:: WHAT IS EXPECTED ::
Leaving out the pictures, please retype each record exactly.

---------- RECORDS PROVIDED ----------

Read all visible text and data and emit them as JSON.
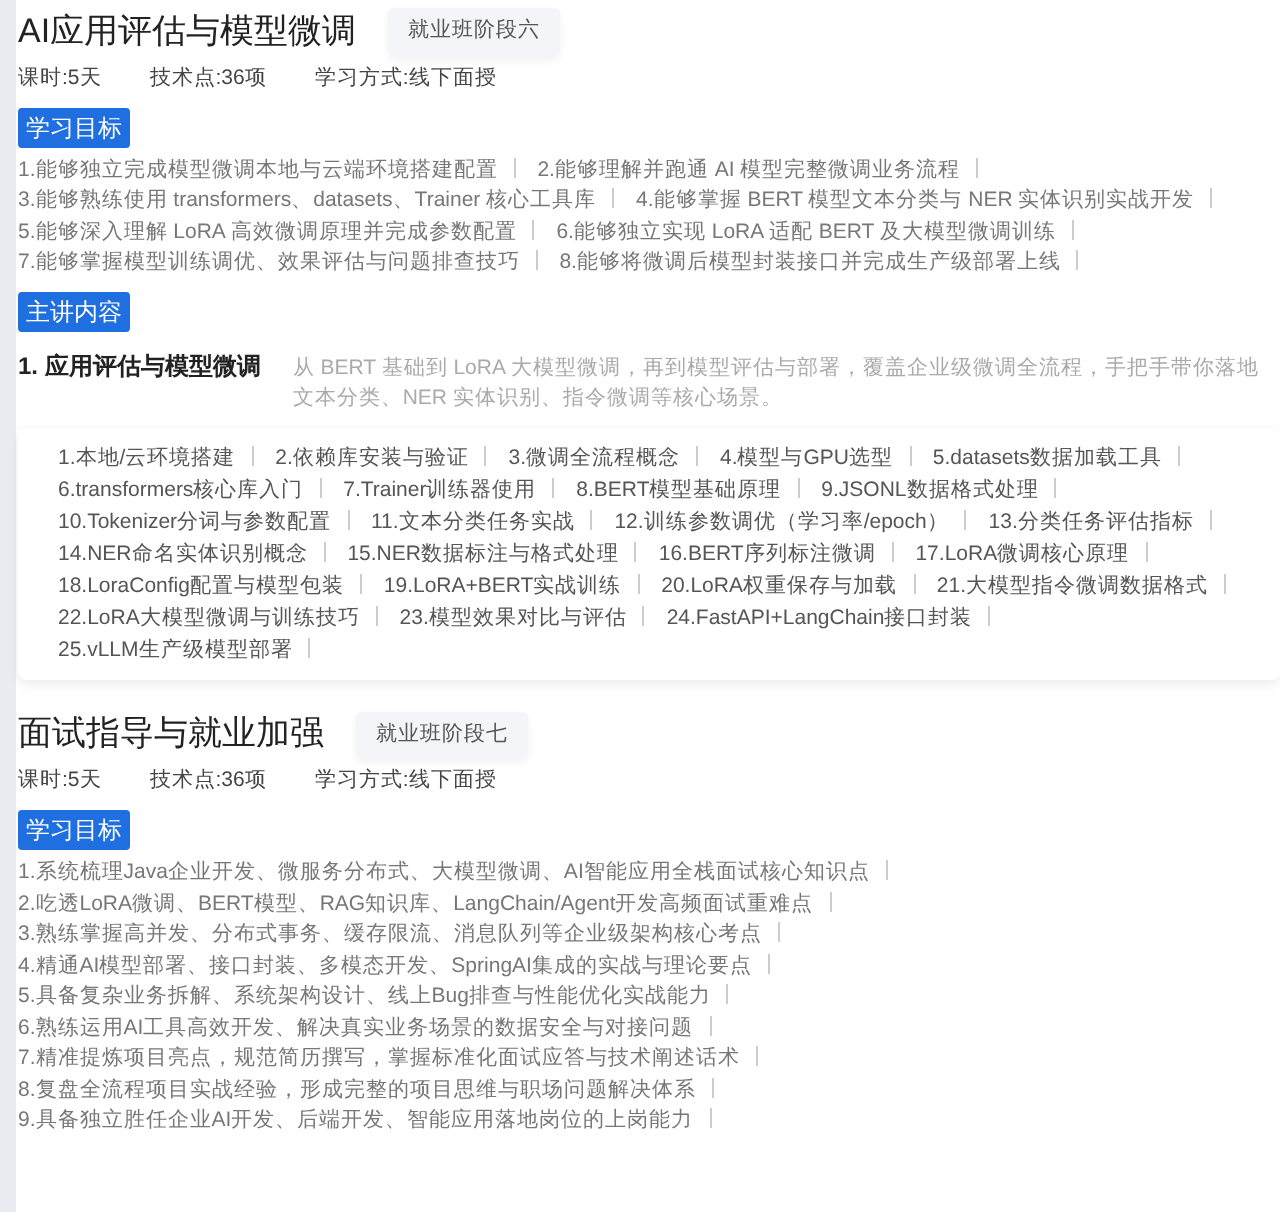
{
  "stages": [
    {
      "title": "AI应用评估与模型微调",
      "tag": "就业班阶段六",
      "meta": [
        "课时:5天",
        "技术点:36项",
        "学习方式:线下面授"
      ],
      "sections": [
        {
          "kind": "goals",
          "label": "学习目标",
          "items": [
            "1.能够独立完成模型微调本地与云端环境搭建配置",
            "2.能够理解并跑通 AI 模型完整微调业务流程",
            "3.能够熟练使用 transformers、datasets、Trainer 核心工具库",
            "4.能够掌握 BERT 模型文本分类与 NER 实体识别实战开发",
            "5.能够深入理解 LoRA 高效微调原理并完成参数配置",
            "6.能够独立实现 LoRA 适配 BERT 及大模型微调训练",
            "7.能够掌握模型训练调优、效果评估与问题排查技巧",
            "8.能够将微调后模型封装接口并完成生产级部署上线"
          ]
        },
        {
          "kind": "content",
          "label": "主讲内容",
          "modules": [
            {
              "title": "1. 应用评估与模型微调",
              "desc": "从 BERT 基础到 LoRA 大模型微调，再到模型评估与部署，覆盖企业级微调全流程，手把手带你落地文本分类、NER 实体识别、指令微调等核心场景。",
              "topics": [
                "1.本地/云环境搭建",
                "2.依赖库安装与验证",
                "3.微调全流程概念",
                "4.模型与GPU选型",
                "5.datasets数据加载工具",
                "6.transformers核心库入门",
                "7.Trainer训练器使用",
                "8.BERT模型基础原理",
                "9.JSONL数据格式处理",
                "10.Tokenizer分词与参数配置",
                "11.文本分类任务实战",
                "12.训练参数调优（学习率/epoch）",
                "13.分类任务评估指标",
                "14.NER命名实体识别概念",
                "15.NER数据标注与格式处理",
                "16.BERT序列标注微调",
                "17.LoRA微调核心原理",
                "18.LoraConfig配置与模型包装",
                "19.LoRA+BERT实战训练",
                "20.LoRA权重保存与加载",
                "21.大模型指令微调数据格式",
                "22.LoRA大模型微调与训练技巧",
                "23.模型效果对比与评估",
                "24.FastAPI+LangChain接口封装",
                "25.vLLM生产级模型部署"
              ]
            }
          ]
        }
      ]
    },
    {
      "title": "面试指导与就业加强",
      "tag": "就业班阶段七",
      "meta": [
        "课时:5天",
        "技术点:36项",
        "学习方式:线下面授"
      ],
      "sections": [
        {
          "kind": "goals",
          "label": "学习目标",
          "items": [
            "1.系统梳理Java企业开发、微服务分布式、大模型微调、AI智能应用全栈面试核心知识点",
            "2.吃透LoRA微调、BERT模型、RAG知识库、LangChain/Agent开发高频面试重难点",
            "3.熟练掌握高并发、分布式事务、缓存限流、消息队列等企业级架构核心考点",
            "4.精通AI模型部署、接口封装、多模态开发、SpringAI集成的实战与理论要点",
            "5.具备复杂业务拆解、系统架构设计、线上Bug排查与性能优化实战能力",
            "6.熟练运用AI工具高效开发、解决真实业务场景的数据安全与对接问题",
            "7.精准提炼项目亮点，规范简历撰写，掌握标准化面试应答与技术阐述话术",
            "8.复盘全流程项目实战经验，形成完整的项目思维与职场问题解决体系",
            "9.具备独立胜任企业AI开发、后端开发、智能应用落地岗位的上岗能力"
          ]
        }
      ]
    }
  ]
}
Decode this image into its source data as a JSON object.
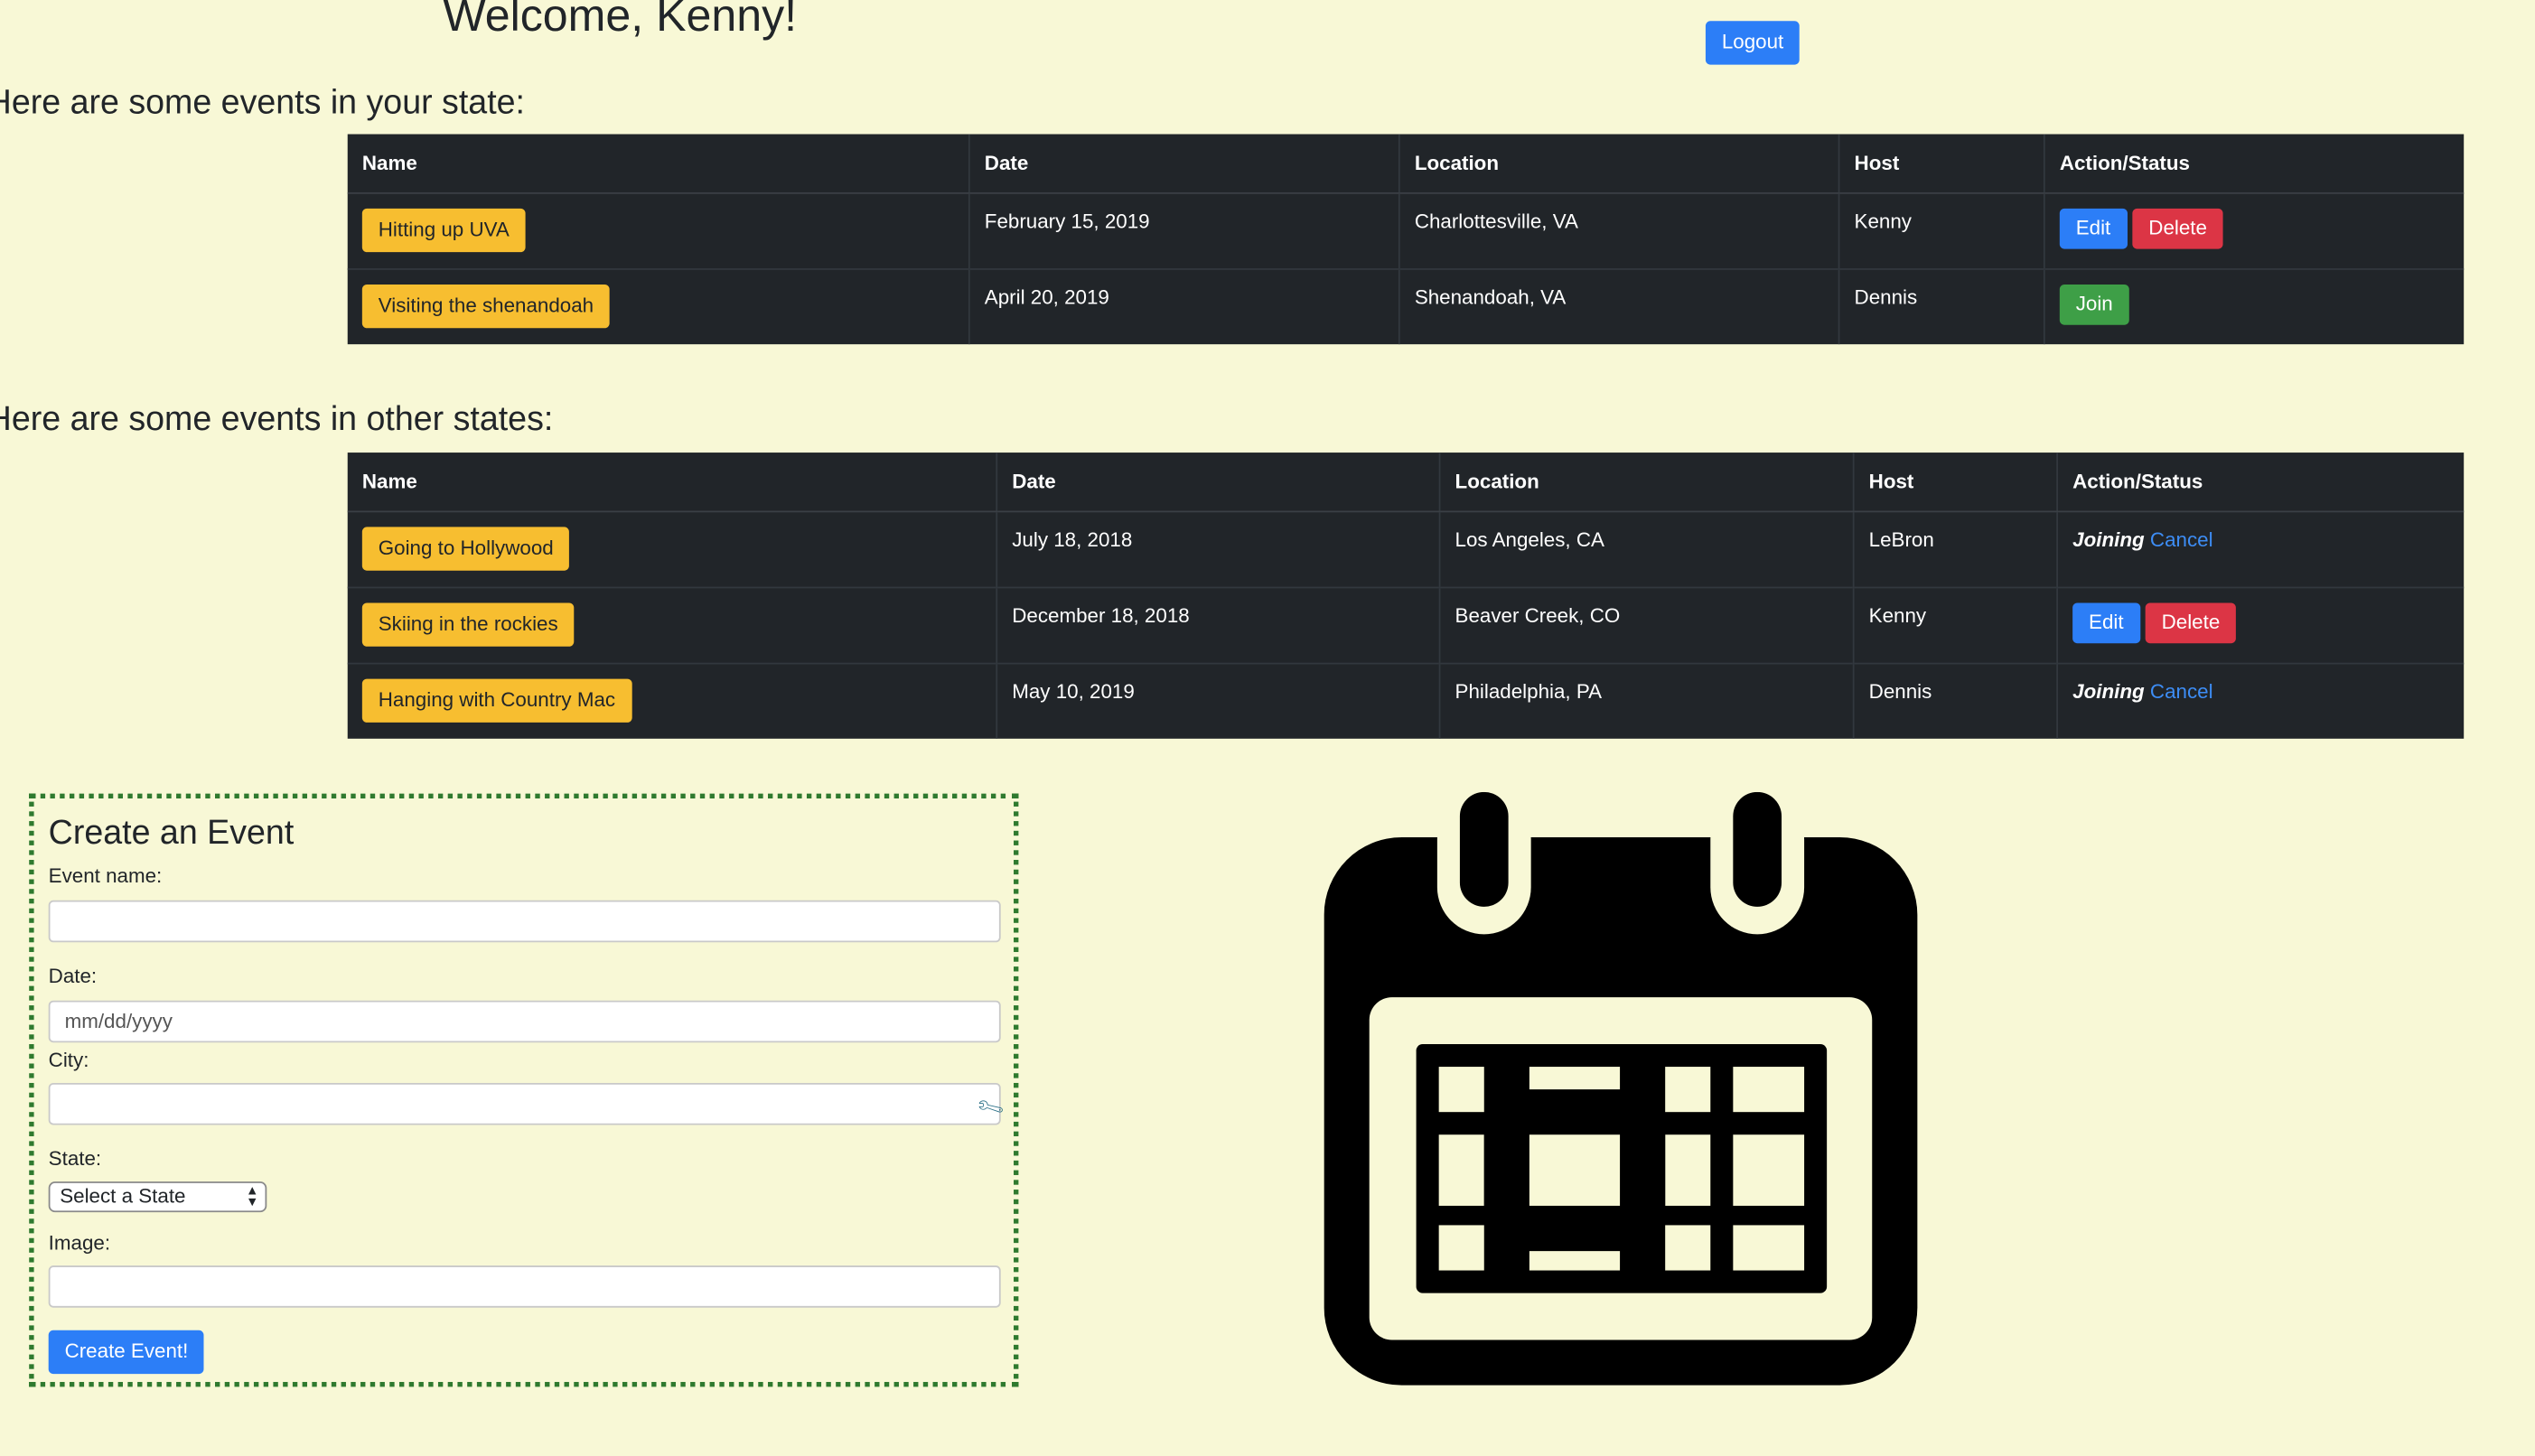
{
  "header": {
    "welcome": "Welcome, Kenny!",
    "logout_label": "Logout"
  },
  "your_state": {
    "heading": "Here are some events in your state:",
    "columns": [
      "Name",
      "Date",
      "Location",
      "Host",
      "Action/Status"
    ],
    "rows": [
      {
        "name": "Hitting up UVA",
        "date": "February 15, 2019",
        "location": "Charlottesville, VA",
        "host": "Kenny",
        "actions": {
          "edit": "Edit",
          "delete": "Delete"
        }
      },
      {
        "name": "Visiting the shenandoah",
        "date": "April 20, 2019",
        "location": "Shenandoah, VA",
        "host": "Dennis",
        "actions": {
          "join": "Join"
        }
      }
    ]
  },
  "other_states": {
    "heading": "Here are some events in other states:",
    "columns": [
      "Name",
      "Date",
      "Location",
      "Host",
      "Action/Status"
    ],
    "rows": [
      {
        "name": "Going to Hollywood",
        "date": "July 18, 2018",
        "location": "Los Angeles, CA",
        "host": "LeBron",
        "status": {
          "joining": "Joining",
          "cancel": "Cancel"
        }
      },
      {
        "name": "Skiing in the rockies",
        "date": "December 18, 2018",
        "location": "Beaver Creek, CO",
        "host": "Kenny",
        "actions": {
          "edit": "Edit",
          "delete": "Delete"
        }
      },
      {
        "name": "Hanging with Country Mac",
        "date": "May 10, 2019",
        "location": "Philadelphia, PA",
        "host": "Dennis",
        "status": {
          "joining": "Joining",
          "cancel": "Cancel"
        }
      }
    ]
  },
  "create_form": {
    "title": "Create an Event",
    "event_name_label": "Event name:",
    "event_name_value": "",
    "date_label": "Date:",
    "date_placeholder": "mm/dd/yyyy",
    "city_label": "City:",
    "city_value": "",
    "state_label": "State:",
    "state_selected": "Select a State",
    "image_label": "Image:",
    "image_value": "",
    "submit_label": "Create Event!"
  },
  "icons": {
    "calendar": "calendar-icon",
    "city_field": "wrench-icon",
    "select": "chevron-updown-icon"
  },
  "colors": {
    "background": "#f8f8d6",
    "table_bg": "#212529",
    "primary": "#2c7ef7",
    "danger": "#dc3545",
    "success": "#3e9f47",
    "warning": "#f7be30",
    "form_border": "#2f7a2f"
  }
}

----------

:: EXERCISE ANSWER ::
Read all visible text and data and emit them as JSON.
{
  "stages": [
    {
      "title": "AI应用评估与模型微调",
      "tag": "就业班阶段六",
      "meta": [
        "课时:5天",
        "技术点:36项",
        "学习方式:线下面授"
      ],
      "sections": [
        {
          "kind": "goals",
          "label": "学习目标",
          "items": [
            "1.能够独立完成模型微调本地与云端环境搭建配置",
            "2.能够理解并跑通 AI 模型完整微调业务流程",
            "3.能够熟练使用 transformers、datasets、Trainer 核心工具库",
            "4.能够掌握 BERT 模型文本分类与 NER 实体识别实战开发",
            "5.能够深入理解 LoRA 高效微调原理并完成参数配置",
            "6.能够独立实现 LoRA 适配 BERT 及大模型微调训练",
            "7.能够掌握模型训练调优、效果评估与问题排查技巧",
            "8.能够将微调后模型封装接口并完成生产级部署上线"
          ]
        },
        {
          "kind": "content",
          "label": "主讲内容",
          "modules": [
            {
              "title": "1. 应用评估与模型微调",
              "desc": "从 BERT 基础到 LoRA 大模型微调，再到模型评估与部署，覆盖企业级微调全流程，手把手带你落地文本分类、NER 实体识别、指令微调等核心场景。",
              "topics": [
                "1.本地/云环境搭建",
                "2.依赖库安装与验证",
                "3.微调全流程概念",
                "4.模型与GPU选型",
                "5.datasets数据加载工具",
                "6.transformers核心库入门",
                "7.Trainer训练器使用",
                "8.BERT模型基础原理",
                "9.JSONL数据格式处理",
                "10.Tokenizer分词与参数配置",
                "11.文本分类任务实战",
                "12.训练参数调优（学习率/epoch）",
                "13.分类任务评估指标",
                "14.NER命名实体识别概念",
                "15.NER数据标注与格式处理",
                "16.BERT序列标注微调",
                "17.LoRA微调核心原理",
                "18.LoraConfig配置与模型包装",
                "19.LoRA+BERT实战训练",
                "20.LoRA权重保存与加载",
                "21.大模型指令微调数据格式",
                "22.LoRA大模型微调与训练技巧",
                "23.模型效果对比与评估",
                "24.FastAPI+LangChain接口封装",
                "25.vLLM生产级模型部署"
              ]
            }
          ]
        }
      ]
    },
    {
      "title": "面试指导与就业加强",
      "tag": "就业班阶段七",
      "meta": [
        "课时:5天",
        "技术点:36项",
        "学习方式:线下面授"
      ],
      "sections": [
        {
          "kind": "goals",
          "label": "学习目标",
          "items": [
            "1.系统梳理Java企业开发、微服务分布式、大模型微调、AI智能应用全栈面试核心知识点",
            "2.吃透LoRA微调、BERT模型、RAG知识库、LangChain/Agent开发高频面试重难点",
            "3.熟练掌握高并发、分布式事务、缓存限流、消息队列等企业级架构核心考点",
            "4.精通AI模型部署、接口封装、多模态开发、SpringAI集成的实战与理论要点",
            "5.具备复杂业务拆解、系统架构设计、线上Bug排查与性能优化实战能力",
            "6.熟练运用AI工具高效开发、解决真实业务场景的数据安全与对接问题",
            "7.精准提炼项目亮点，规范简历撰写，掌握标准化面试应答与技术阐述话术",
            "8.复盘全流程项目实战经验，形成完整的项目思维与职场问题解决体系",
            "9.具备独立胜任企业AI开发、后端开发、智能应用落地岗位的上岗能力"
          ]
        }
      ]
    }
  ]
}
Decode this image into its source data as a JSON object.
{
  "header": {
    "welcome": "Welcome, Kenny!",
    "logout_label": "Logout"
  },
  "your_state": {
    "heading": "Here are some events in your state:",
    "columns": [
      "Name",
      "Date",
      "Location",
      "Host",
      "Action/Status"
    ],
    "rows": [
      {
        "name": "Hitting up UVA",
        "date": "February 15, 2019",
        "location": "Charlottesville, VA",
        "host": "Kenny",
        "actions": {
          "edit": "Edit",
          "delete": "Delete"
        }
      },
      {
        "name": "Visiting the shenandoah",
        "date": "April 20, 2019",
        "location": "Shenandoah, VA",
        "host": "Dennis",
        "actions": {
          "join": "Join"
        }
      }
    ]
  },
  "other_states": {
    "heading": "Here are some events in other states:",
    "columns": [
      "Name",
      "Date",
      "Location",
      "Host",
      "Action/Status"
    ],
    "rows": [
      {
        "name": "Going to Hollywood",
        "date": "July 18, 2018",
        "location": "Los Angeles, CA",
        "host": "LeBron",
        "status": {
          "joining": "Joining",
          "cancel": "Cancel"
        }
      },
      {
        "name": "Skiing in the rockies",
        "date": "December 18, 2018",
        "location": "Beaver Creek, CO",
        "host": "Kenny",
        "actions": {
          "edit": "Edit",
          "delete": "Delete"
        }
      },
      {
        "name": "Hanging with Country Mac",
        "date": "May 10, 2019",
        "location": "Philadelphia, PA",
        "host": "Dennis",
        "status": {
          "joining": "Joining",
          "cancel": "Cancel"
        }
      }
    ]
  },
  "create_form": {
    "title": "Create an Event",
    "event_name_label": "Event name:",
    "event_name_value": "",
    "date_label": "Date:",
    "date_placeholder": "mm/dd/yyyy",
    "city_label": "City:",
    "city_value": "",
    "state_label": "State:",
    "state_selected": "Select a State",
    "image_label": "Image:",
    "image_value": "",
    "submit_label": "Create Event!"
  },
  "icons": {
    "calendar": "calendar-icon",
    "city_field": "wrench-icon",
    "select": "chevron-updown-icon"
  },
  "colors": {
    "background": "#f8f8d6",
    "table_bg": "#212529",
    "primary": "#2c7ef7",
    "danger": "#dc3545",
    "success": "#3e9f47",
    "warning": "#f7be30",
    "form_border": "#2f7a2f"
  }
}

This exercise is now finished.